Where a record contains an image, leave the image out and print the rest exactly.

[TASK DATA Boundary: Start]

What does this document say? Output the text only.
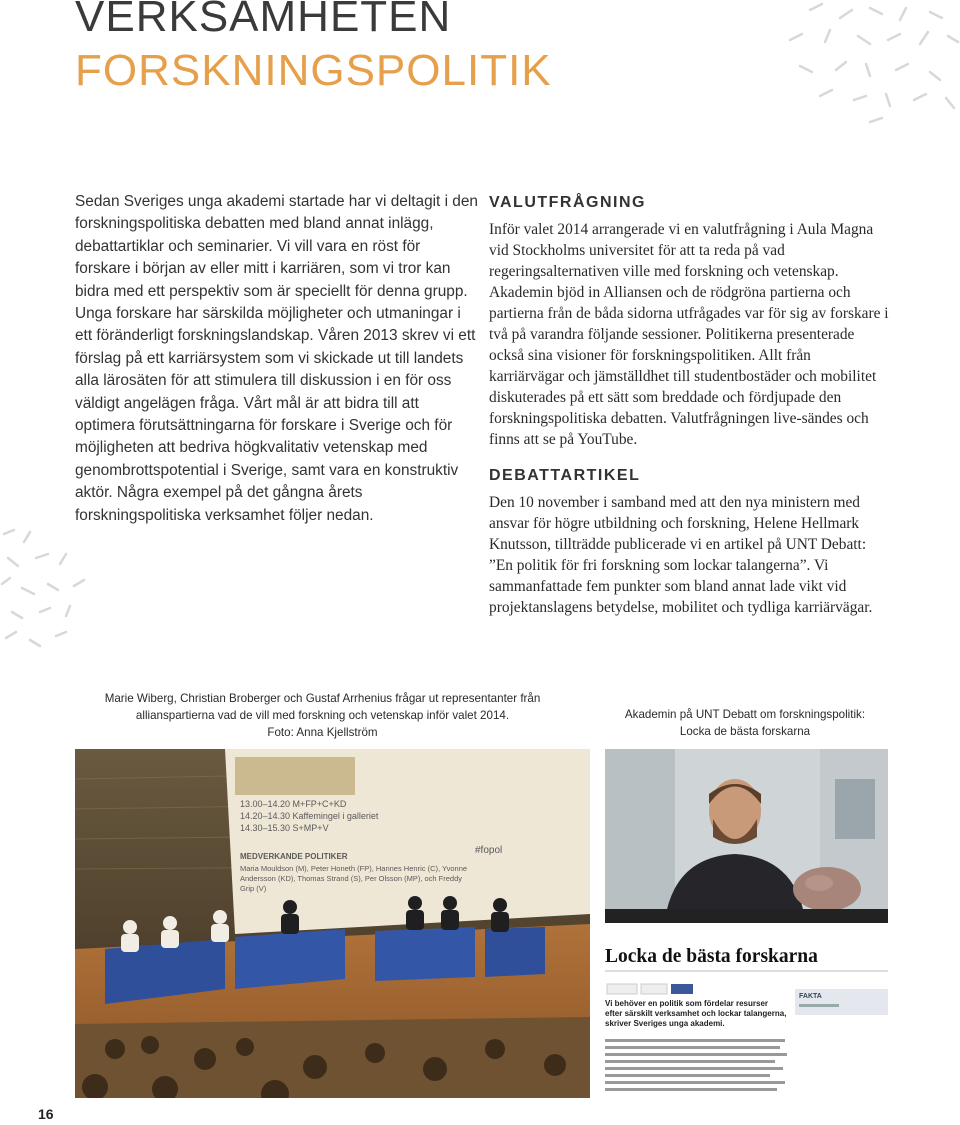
VERKSAMHETEN
FORSKNINGSPOLITIK

Sedan Sveriges unga akademi startade har vi deltagit i den forskningspolitiska debatten med bland annat inlägg, debattartiklar och seminarier. Vi vill vara en röst för forskare i början av eller mitt i karriären, som vi tror kan bidra med ett perspektiv som är speciellt för denna grupp. Unga forskare har särskilda möjligheter och utmaningar i ett föränderligt forskningslandskap. Våren 2013 skrev vi ett förslag på ett karriärsystem som vi skickade ut till landets alla lärosäten för att stimulera till diskussion i en för oss väldigt angelägen fråga. Vårt mål är att bidra till att optimera förutsättningarna för forskare i Sverige och för möjligheten att bedriva högkvalitativ vetenskap med genombrottspotential i Sverige, samt vara en konstruktiv aktör. Några exempel på det gångna årets forskningspolitiska verksamhet följer nedan.

VALUTFRÅGNING

Inför valet 2014 arrangerade vi en valutfrågning i Aula Magna vid Stockholms universitet för att ta reda på vad regeringsalternativen ville med forskning och vetenskap. Akademin bjöd in Alliansen och de rödgröna partierna och partierna från de båda sidorna utfrågades var för sig av forskare i två på varandra följande sessioner. Politikerna presenterade också sina visioner för forskningspolitiken. Allt från karriärvägar och jämställdhet till studentbostäder och mobilitet diskuterades på ett sätt som breddade och fördjupade den forskningspolitiska debatten. Valutfrågningen live-sändes och finns att se på YouTube.

DEBATTARTIKEL

Den 10 november i samband med att den nya ministern med ansvar för högre utbildning och forskning, Helene Hellmark Knutsson, tillträdde publicerade vi en artikel på UNT Debatt: ”En politik för fri forskning som lockar talangerna”. Vi sammanfattade fem punkter som bland annat lade vikt vid projektanslagens betydelse, mobilitet och tydliga karriärvägar.

Marie Wiberg, Christian Broberger och Gustaf Arrhenius frågar ut representanter från
allianspartierna vad de vill med forskning och vetenskap inför valet 2014.
Foto: Anna Kjellström
Akademin på UNT Debatt om forskningspolitik:
Locka de bästa forskarna
13.00–14.20 M+FP+C+KD
14.20–14.30 Kaffemingel i galleriet
14.30–15.30 S+MP+V
MEDVERKANDE POLITIKER
Maria Mouldson (M), Peter Honeth (FP), Hannes Henric (C), Yvonne
Andersson (KD), Thomas Strand (S), Per Olsson (MP), och Freddy
Grip (V)
#fopol
Locka de bästa forskarna
Vi behöver en politik som fördelar resurser efter särskilt verksamhet och lockar talangerna, skriver Sveriges unga akademi.
FAKTA
16
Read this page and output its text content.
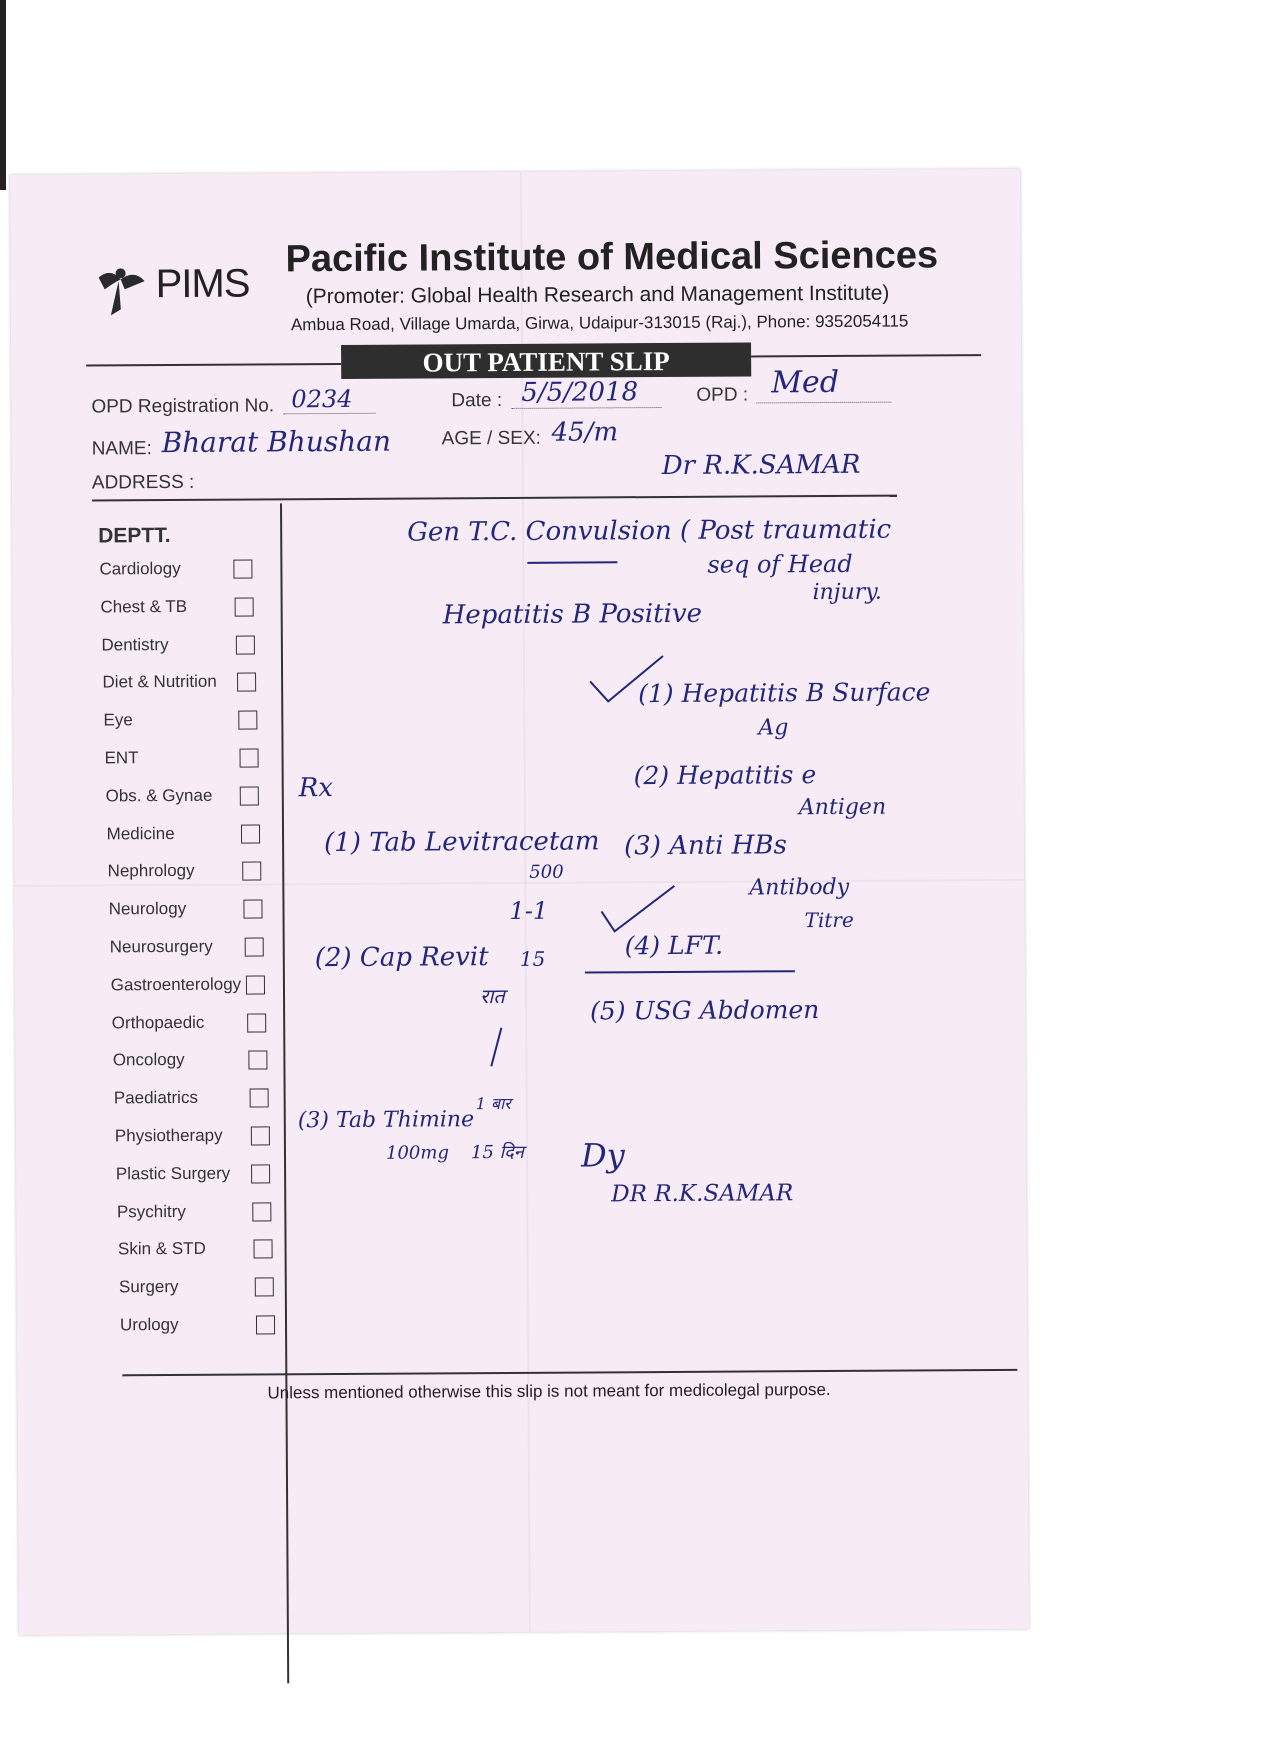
PIMS
Pacific Institute of Medical Sciences
(Promoter: Global Health Research and Management Institute)
Ambua Road, Village Umarda, Girwa, Udaipur-313015 (Raj.), Phone: 9352054115
OUT PATIENT SLIP
OPD Registration No. 0234	Date : 5/5/2018	OPD : Med
NAME: Bharat Bhushan	AGE / SEX: 45/m
ADDRESS :
Dr R.K.SAMAR
DEPTT.
Cardiology
Chest & TB
Dentistry
Diet & Nutrition
Eye
ENT
Obs. & Gynae
Medicine
Nephrology
Neurology
Neurosurgery
Gastroenterology
Orthopaedic
Oncology
Paediatrics
Physiotherapy
Plastic Surgery
Psychitry
Skin & STD
Surgery
Urology
Gen T.C. Convulsion ( Post traumatic
seq of Head
injury.
Hepatitis B Positive
(1) Hepatitis B Surface
Ag
(2) Hepatitis e
Antigen
Rx
(1) Tab Levitracetam
500
1-1
(3) Anti HBs
Antibody
Titre
(4) LFT.
(2) Cap Revit 15
रात	(5) USG Abdomen
1 बार
(3) Tab Thimine
100mg 15 दिन Dy
DR R.K.SAMAR
Unless mentioned otherwise this slip is not meant for medicolegal purpose.
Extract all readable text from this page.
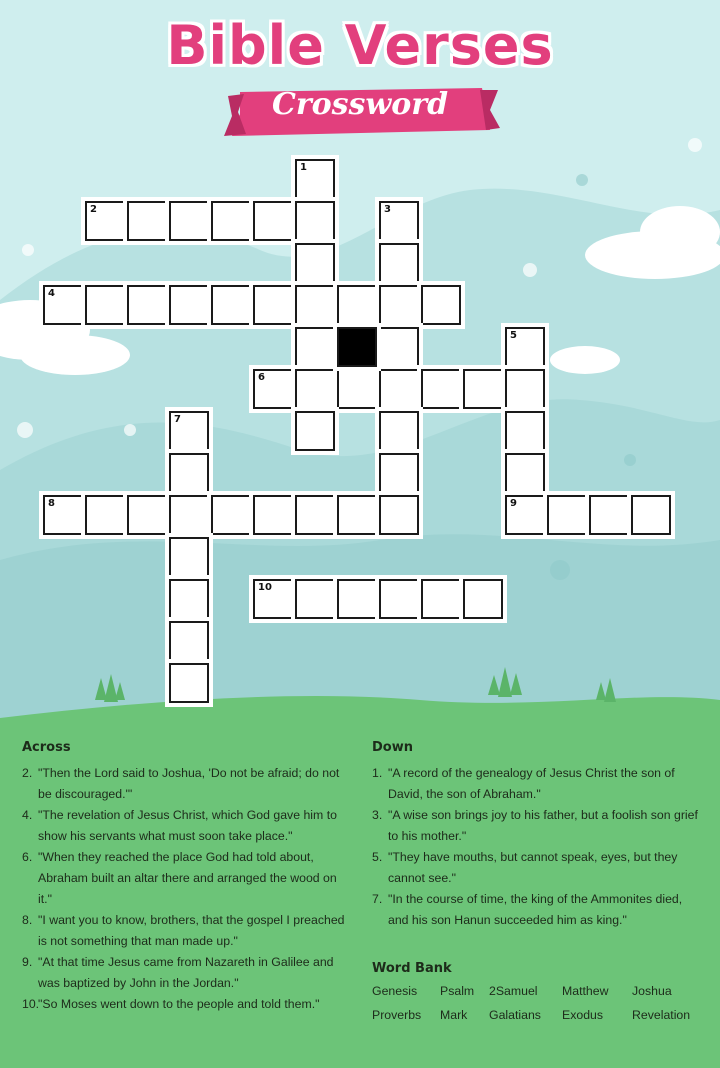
Bible Verses
Crossword
1
2	3
4
5
6
7
8	9
10
Across
2. "Then the Lord said to Joshua, 'Do not be afraid; do not be discouraged.'"
4. "The revelation of Jesus Christ, which God gave him to show his servants what must soon take place."
6. "When they reached the place God had told about, Abraham built an altar there and arranged the wood on it."
8. "I want you to know, brothers, that the gospel I preached is not something that man made up."
9. "At that time Jesus came from Nazareth in Galilee and was baptized by John in the Jordan."
10.
"So Moses went down to the people and told them."
Down
1. "A record of the genealogy of Jesus Christ the son of David, the son of Abraham."
3. "A wise son brings joy to his father, but a foolish son grief to his mother."
5. "They have mouths, but cannot speak, eyes, but they cannot see."
7. "In the course of time, the king of the Ammonites died, and his son Hanun succeeded him as king."
Word Bank
Genesis Psalm 2Samuel Matthew Joshua
Proverbs Mark Galatians Exodus Revelation
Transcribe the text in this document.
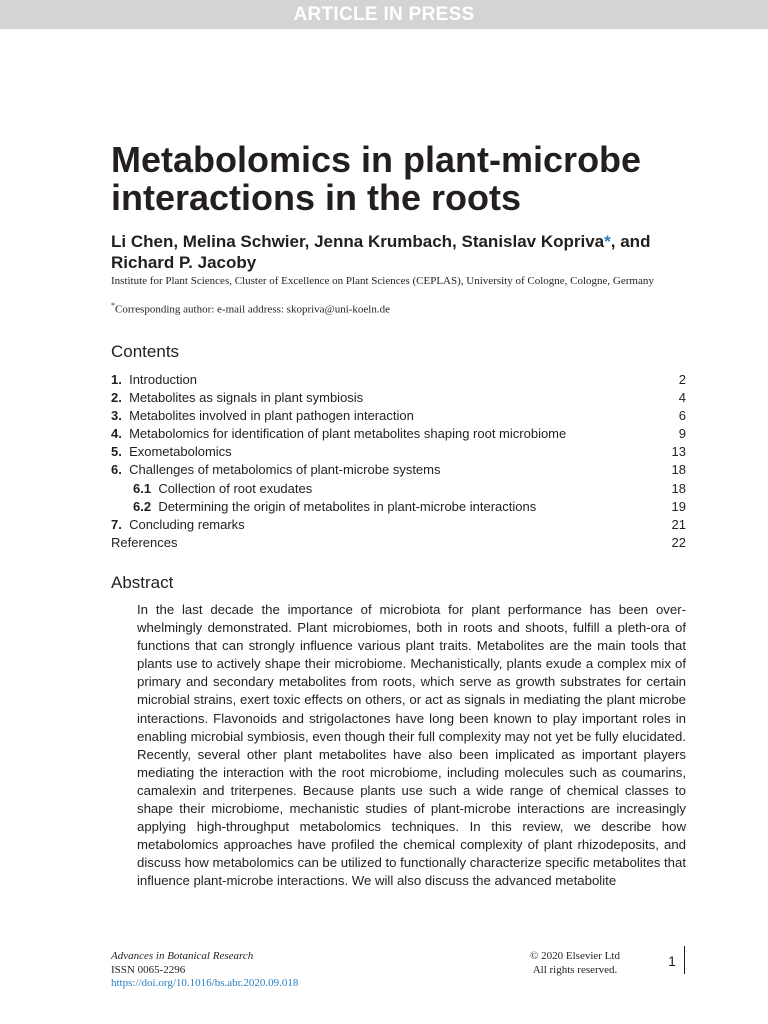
ARTICLE IN PRESS
Metabolomics in plant-microbe interactions in the roots

Li Chen, Melina Schwier, Jenna Krumbach, Stanislav Kopriva*, and Richard P. Jacoby

Institute for Plant Sciences, Cluster of Excellence on Plant Sciences (CEPLAS), University of Cologne, Cologne, Germany
*Corresponding author: e-mail address: skopriva@uni-koeln.de
Contents
1. Introduction	2
2. Metabolites as signals in plant symbiosis	4
3. Metabolites involved in plant pathogen interaction	6
4. Metabolomics for identification of plant metabolites shaping root microbiome	9
5. Exometabolomics	13
6. Challenges of metabolomics of plant-microbe systems	18
6.1 Collection of root exudates	18
6.2 Determining the origin of metabolites in plant-microbe interactions	19
7. Concluding remarks	21
References	22
Abstract

In the last decade the importance of microbiota for plant performance has been over-whelmingly demonstrated. Plant microbiomes, both in roots and shoots, fulfill a pleth-ora of functions that can strongly influence various plant traits. Metabolites are the main tools that plants use to actively shape their microbiome. Mechanistically, plants exude a complex mix of primary and secondary metabolites from roots, which serve as growth substrates for certain microbial strains, exert toxic effects on others, or act as signals in mediating the plant microbe interactions. Flavonoids and strigolactones have long been known to play important roles in enabling microbial symbiosis, even though their full complexity may not yet be fully elucidated. Recently, several other plant metabolites have also been implicated as important players mediating the interaction with the root microbiome, including molecules such as coumarins, camalexin and triterpenes. Because plants use such a wide range of chemical classes to shape their microbiome, mechanistic studies of plant-microbe interactions are increasingly applying high-throughput metabolomics techniques. In this review, we describe how metabolomics approaches have profiled the chemical complexity of plant rhizodeposits, and discuss how metabolomics can be utilized to functionally characterize specific metabolites that influence plant-microbe interactions. We will also discuss the advanced metabolite

Advances in Botanical Research
ISSN 0065-2296
https://doi.org/10.1016/bs.abr.2020.09.018
© 2020 Elsevier Ltd
All rights reserved.
1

[TASK DATA Boundary: End]

(OUTPUT BELOW):
What does this document say? Output the text only.
VERKSAMHETEN
FORSKNINGSPOLITIK

Sedan Sveriges unga akademi startade har vi deltagit i den forskningspolitiska debatten med bland annat inlägg, debattartiklar och seminarier. Vi vill vara en röst för forskare i början av eller mitt i karriären, som vi tror kan bidra med ett perspektiv som är speciellt för denna grupp. Unga forskare har särskilda möjligheter och utmaningar i ett föränderligt forskningslandskap. Våren 2013 skrev vi ett förslag på ett karriärsystem som vi skickade ut till landets alla lärosäten för att stimulera till diskussion i en för oss väldigt angelägen fråga. Vårt mål är att bidra till att optimera förutsättningarna för forskare i Sverige och för möjligheten att bedriva högkvalitativ vetenskap med genombrottspotential i Sverige, samt vara en konstruktiv aktör. Några exempel på det gångna årets forskningspolitiska verksamhet följer nedan.

VALUTFRÅGNING

Inför valet 2014 arrangerade vi en valutfrågning i Aula Magna vid Stockholms universitet för att ta reda på vad regeringsalternativen ville med forskning och vetenskap. Akademin bjöd in Alliansen och de rödgröna partierna och partierna från de båda sidorna utfrågades var för sig av forskare i två på varandra följande sessioner. Politikerna presenterade också sina visioner för forskningspolitiken. Allt från karriärvägar och jämställdhet till studentbostäder och mobilitet diskuterades på ett sätt som breddade och fördjupade den forskningspolitiska debatten. Valutfrågningen live-sändes och finns att se på YouTube.

DEBATTARTIKEL

Den 10 november i samband med att den nya ministern med ansvar för högre utbildning och forskning, Helene Hellmark Knutsson, tillträdde publicerade vi en artikel på UNT Debatt: ”En politik för fri forskning som lockar talangerna”. Vi sammanfattade fem punkter som bland annat lade vikt vid projektanslagens betydelse, mobilitet och tydliga karriärvägar.

Marie Wiberg, Christian Broberger och Gustaf Arrhenius frågar ut representanter från
allianspartierna vad de vill med forskning och vetenskap inför valet 2014.
Foto: Anna Kjellström
Akademin på UNT Debatt om forskningspolitik:
Locka de bästa forskarna
13.00–14.20 M+FP+C+KD
14.20–14.30 Kaffemingel i galleriet
14.30–15.30 S+MP+V
MEDVERKANDE POLITIKER
Maria Mouldson (M), Peter Honeth (FP), Hannes Henric (C), Yvonne
Andersson (KD), Thomas Strand (S), Per Olsson (MP), och Freddy
Grip (V)
#fopol
Locka de bästa forskarna
Vi behöver en politik som fördelar resurser efter särskilt verksamhet och lockar talangerna, skriver Sveriges unga akademi.
FAKTA
16
Read this page and output its text content.
PIMS
Pacific Institute of Medical Sciences
(Promoter: Global Health Research and Management Institute)
Ambua Road, Village Umarda, Girwa, Udaipur-313015 (Raj.), Phone: 9352054115
OUT PATIENT SLIP
OPD Registration No. 0234	Date : 5/5/2018	OPD : Med
NAME: Bharat Bhushan	AGE / SEX: 45/m
ADDRESS :
Dr R.K.SAMAR
DEPTT.
Cardiology
Chest & TB
Dentistry
Diet & Nutrition
Eye
ENT
Obs. & Gynae
Medicine
Nephrology
Neurology
Neurosurgery
Gastroenterology
Orthopaedic
Oncology
Paediatrics
Physiotherapy
Plastic Surgery
Psychitry
Skin & STD
Surgery
Urology
Gen T.C. Convulsion ( Post traumatic
seq of Head
injury.
Hepatitis B Positive
(1) Hepatitis B Surface
Ag
(2) Hepatitis e
Antigen
Rx
(1) Tab Levitracetam
500
1-1
(3) Anti HBs
Antibody
Titre
(4) LFT.
(2) Cap Revit 15
रात	(5) USG Abdomen
1 बार
(3) Tab Thimine
100mg 15 दिन Dy
DR R.K.SAMAR
Unless mentioned otherwise this slip is not meant for medicolegal purpose.
Extract all readable text from this page.
Bible Verses
Crossword
1
2	3
4
5
6
7
8	9
10
Across
2. "Then the Lord said to Joshua, 'Do not be afraid; do not be discouraged.'"
4. "The revelation of Jesus Christ, which God gave him to show his servants what must soon take place."
6. "When they reached the place God had told about, Abraham built an altar there and arranged the wood on it."
8. "I want you to know, brothers, that the gospel I preached is not something that man made up."
9. "At that time Jesus came from Nazareth in Galilee and was baptized by John in the Jordan."
10.
"So Moses went down to the people and told them."
Down
1. "A record of the genealogy of Jesus Christ the son of David, the son of Abraham."
3. "A wise son brings joy to his father, but a foolish son grief to his mother."
5. "They have mouths, but cannot speak, eyes, but they cannot see."
7. "In the course of time, the king of the Ammonites died, and his son Hanun succeeded him as king."
Word Bank
Genesis Psalm 2Samuel Matthew Joshua
Proverbs Mark Galatians Exodus Revelation
Transcribe the text in this document.
ARTICLE IN PRESS
Metabolomics in plant-microbe interactions in the roots

Li Chen, Melina Schwier, Jenna Krumbach, Stanislav Kopriva*, and Richard P. Jacoby

Institute for Plant Sciences, Cluster of Excellence on Plant Sciences (CEPLAS), University of Cologne, Cologne, Germany
*Corresponding author: e-mail address: skopriva@uni-koeln.de
Contents
1. Introduction	2
2. Metabolites as signals in plant symbiosis	4
3. Metabolites involved in plant pathogen interaction	6
4. Metabolomics for identification of plant metabolites shaping root microbiome	9
5. Exometabolomics	13
6. Challenges of metabolomics of plant-microbe systems	18
6.1 Collection of root exudates	18
6.2 Determining the origin of metabolites in plant-microbe interactions	19
7. Concluding remarks	21
References	22
Abstract

In the last decade the importance of microbiota for plant performance has been over-whelmingly demonstrated. Plant microbiomes, both in roots and shoots, fulfill a pleth-ora of functions that can strongly influence various plant traits. Metabolites are the main tools that plants use to actively shape their microbiome. Mechanistically, plants exude a complex mix of primary and secondary metabolites from roots, which serve as growth substrates for certain microbial strains, exert toxic effects on others, or act as signals in mediating the plant microbe interactions. Flavonoids and strigolactones have long been known to play important roles in enabling microbial symbiosis, even though their full complexity may not yet be fully elucidated. Recently, several other plant metabolites have also been implicated as important players mediating the interaction with the root microbiome, including molecules such as coumarins, camalexin and triterpenes. Because plants use such a wide range of chemical classes to shape their microbiome, mechanistic studies of plant-microbe interactions are increasingly applying high-throughput metabolomics techniques. In this review, we describe how metabolomics approaches have profiled the chemical complexity of plant rhizodeposits, and discuss how metabolomics can be utilized to functionally characterize specific metabolites that influence plant-microbe interactions. We will also discuss the advanced metabolite

Advances in Botanical Research
ISSN 0065-2296
https://doi.org/10.1016/bs.abr.2020.09.018
© 2020 Elsevier Ltd
All rights reserved.
1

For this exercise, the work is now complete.